**EXERCISE REQUIREMENTS**
Reproduce every line of the data below word for word, and leave out any pictures.

**Collected data**
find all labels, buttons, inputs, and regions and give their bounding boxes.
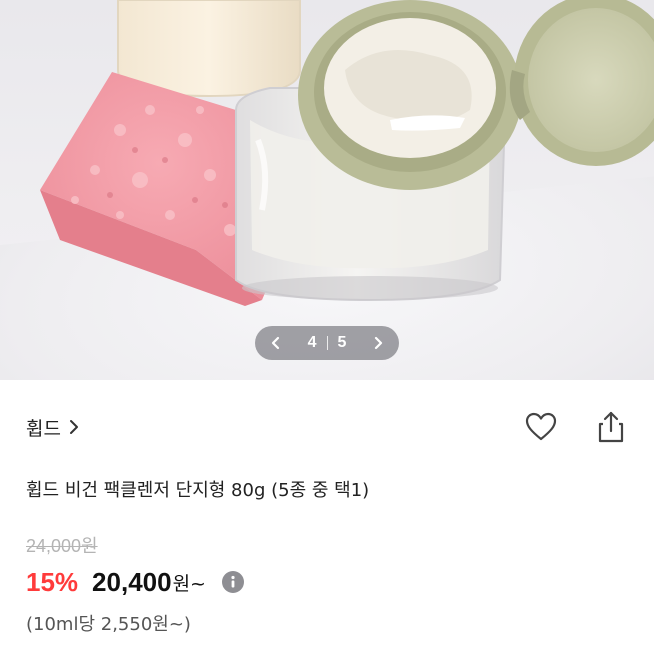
brand-link[interactable]: 휩드 [26,407,79,447]
product-title: 휩드 비건 팩클렌저 단지형 80g (5종 중 택1) [26,480,370,501]
heart-icon [525,412,557,441]
like-button[interactable] [524,410,558,444]
gallery-prev-button[interactable] [267,334,285,352]
flip-lid [509,0,654,166]
price-row: 15% 20,400 원~ [26,562,244,602]
gallery-current-page: 4 [307,334,317,351]
share-icon [598,411,624,443]
product-photo [40,0,654,306]
unit-price: (10ml당 2,550원~) [26,614,191,635]
product-image-carousel[interactable]: 4 5 [0,0,654,380]
brand-name: 휩드 [26,417,61,440]
info-icon [231,575,235,588]
share-button[interactable] [594,410,628,444]
chevron-left-icon [271,336,280,350]
gallery-page-indicator: 4 5 [308,334,347,352]
price-info-button[interactable] [221,571,244,593]
sale-price: 20,400 [92,566,172,597]
gallery-next-button[interactable] [369,334,387,352]
sale-price-unit: 원~ [172,572,206,595]
page-separator [326,336,328,350]
chevron-right-icon [374,336,383,350]
gallery-total-pages: 5 [337,334,347,351]
product-actions [524,407,628,447]
discount-rate: 15% [26,566,79,597]
back-jar [117,0,301,98]
gallery-pager: 4 5 [255,326,399,360]
jar-collar [298,0,522,190]
original-price: 24,000원 [26,536,98,556]
chevron-right-icon [69,420,78,434]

**CORRECT RESULT**
find all labels, buttons, inputs, and regions and give their bounding boxes.
brand-link[interactable]: 휩드 [26,407,79,447]
product-title: 휩드 비건 팩클렌저 단지형 80g (5종 중 택1) [26,480,370,501]
heart-icon [525,412,557,441]
like-button[interactable] [524,410,558,444]
gallery-prev-button[interactable] [267,334,285,352]
flip-lid [509,0,654,166]
price-row: 15% 20,400 원~ [26,562,244,602]
gallery-current-page: 4 [307,334,317,351]
share-icon [598,411,624,443]
product-photo [40,0,654,306]
unit-price: (10ml당 2,550원~) [26,614,191,635]
product-image-carousel[interactable]: 4 5 [0,0,654,380]
brand-name: 휩드 [26,417,61,440]
info-icon [231,575,235,588]
share-button[interactable] [594,410,628,444]
chevron-left-icon [271,336,280,350]
gallery-page-indicator: 4 5 [308,334,347,352]
price-info-button[interactable] [221,571,244,593]
sale-price: 20,400 [92,566,172,597]
gallery-next-button[interactable] [369,334,387,352]
sale-price-unit: 원~ [172,572,206,595]
page-separator [326,336,328,350]
chevron-right-icon [374,336,383,350]
gallery-total-pages: 5 [337,334,347,351]
product-actions [524,407,628,447]
discount-rate: 15% [26,566,79,597]
back-jar [117,0,301,98]
gallery-pager: 4 5 [255,326,399,360]
jar-collar [298,0,522,190]
original-price: 24,000원 [26,536,98,556]
chevron-right-icon [69,420,78,434]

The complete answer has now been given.